Task to complete -
Copy out all lines where "SALAZAR" appears.

Stored records -
____

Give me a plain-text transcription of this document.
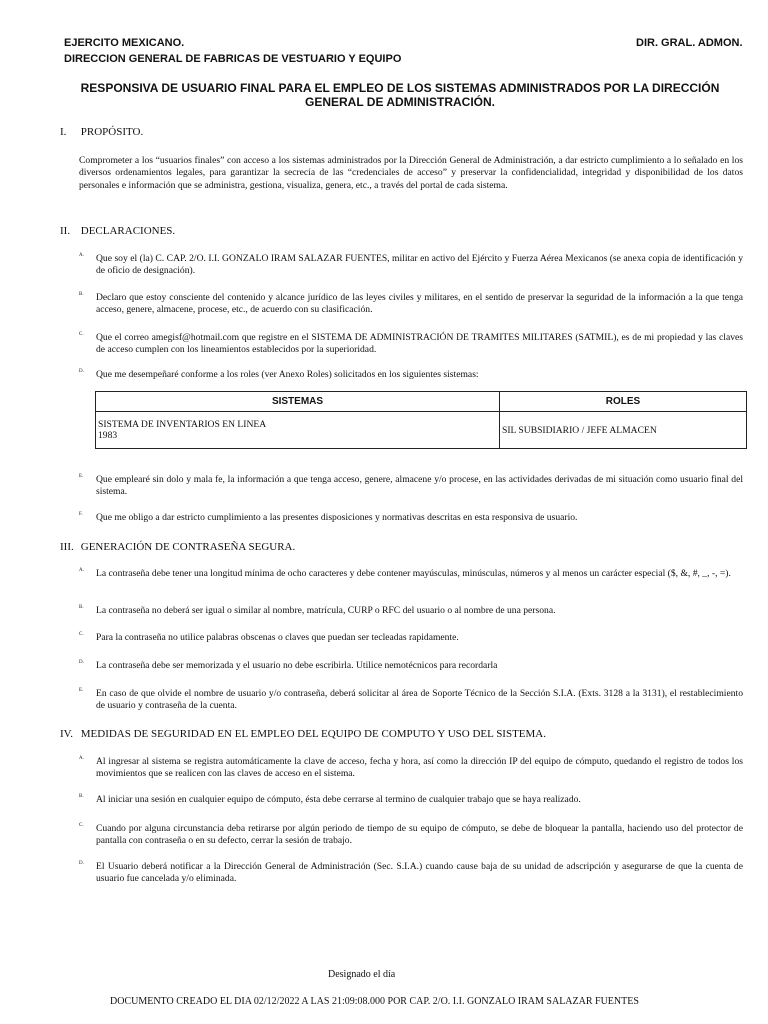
EJERCITO MEXICANO.
DIRECCION GENERAL DE FABRICAS DE VESTUARIO Y EQUIPO
DIR. GRAL. ADMON.
RESPONSIVA DE USUARIO FINAL PARA EL EMPLEO DE LOS SISTEMAS ADMINISTRADOS POR LA DIRECCIÓN GENERAL DE ADMINISTRACIÓN.
I. PROPÓSITO.
Comprometer a los “usuarios finales” con acceso a los sistemas administrados por la Dirección General de Administración, a dar estricto cumplimiento a lo señalado en los diversos ordenamientos legales, para garantizar la secrecía de las “credenciales de acceso” y preservar la confidencialidad, integridad y disponibilidad de los datos personales e información que se administra, gestiona, visualiza, genera, etc., a través del portal de cada sistema.
II. DECLARACIONES.
A. Que soy el (la) C. CAP. 2/O. I.I. GONZALO IRAM SALAZAR FUENTES, militar en activo del Ejército y Fuerza Aérea Mexicanos (se anexa copia de identificación y de oficio de designación).
B. Declaro que estoy consciente del contenido y alcance jurídico de las leyes civiles y militares, en el sentido de preservar la seguridad de la información a la que tenga acceso, genere, almacene, procese, etc., de acuerdo con su clasificación.
C. Que el correo amegisf@hotmail.com que registre en el SISTEMA DE ADMINISTRACIÓN DE TRAMITES MILITARES (SATMIL), es de mi propiedad y las claves de acceso cumplen con los lineamientos establecidos por la superioridad.
D. Que me desempeñaré conforme a los roles (ver Anexo Roles) solicitados en los siguientes sistemas:
SISTEMAS	ROLES

SISTEMA DE INVENTARIOS EN LINEA
1983	SIL SUBSIDIARIO / JEFE ALMACEN
E. Que emplearé sin dolo y mala fe, la información a que tenga acceso, genere, almacene y/o procese, en las actividades derivadas de mi situación como usuario final del sistema.
F. Que me obligo a dar estricto cumplimiento a las presentes disposiciones y normativas descritas en esta responsiva de usuario.
III. GENERACIÓN DE CONTRASEÑA SEGURA.
A. La contraseña debe tener una longitud mínima de ocho caracteres y debe contener mayúsculas, minúsculas, números y al menos un carácter especial ($, &, #, _, -, =).
B. La contraseña no deberá ser igual o similar al nombre, matrícula, CURP o RFC del usuario o al nombre de una persona.
C. Para la contraseña no utilice palabras obscenas o claves que puedan ser tecleadas rapidamente.
D. La contraseña debe ser memorizada y el usuario no debe escribirla. Utilice nemotécnicos para recordarla
E. En caso de que olvide el nombre de usuario y/o contraseña, deberá solicitar al área de Soporte Técnico de la Sección S.I.A. (Exts. 3128 a la 3131), el restablecimiento de usuario y contraseña de la cuenta.
IV. MEDIDAS DE SEGURIDAD EN EL EMPLEO DEL EQUIPO DE COMPUTO Y USO DEL SISTEMA.
A. Al ingresar al sistema se registra automáticamente la clave de acceso, fecha y hora, así como la dirección IP del equipo de cómputo, quedando el registro de todos los movimientos que se realicen con las claves de acceso en el sistema.
B. Al iniciar una sesión en cualquier equipo de cómputo, ésta debe cerrarse al termino de cualquier trabajo que se haya realizado.
C. Cuando por alguna circunstancia deba retirarse por algún periodo de tiempo de su equipo de cómputo, se debe de bloquear la pantalla, haciendo uso del protector de pantalla con contraseña o en su defecto, cerrar la sesión de trabajo.
D. El Usuario deberá notificar a la Dirección General de Administración (Sec. S.I.A.) cuando cause baja de su unidad de adscripción y asegurarse de que la cuenta de usuario fue cancelada y/o eliminada.
Designado el día
DOCUMENTO CREADO EL DIA 02/12/2022 A LAS 21:09:08.000 POR CAP. 2/O. I.I. GONZALO IRAM SALAZAR FUENTES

____

Exercise result -
A. Que soy el (la) C. CAP. 2/O. I.I. GONZALO IRAM SALAZAR FUENTES, militar en activo del Ejército y Fuerza Aérea Mexicanos (se anexa copia de identificación y de oficio de designación).
DOCUMENTO CREADO EL DIA 02/12/2022 A LAS 21:09:08.000 POR CAP. 2/O. I.I. GONZALO IRAM SALAZAR FUENTES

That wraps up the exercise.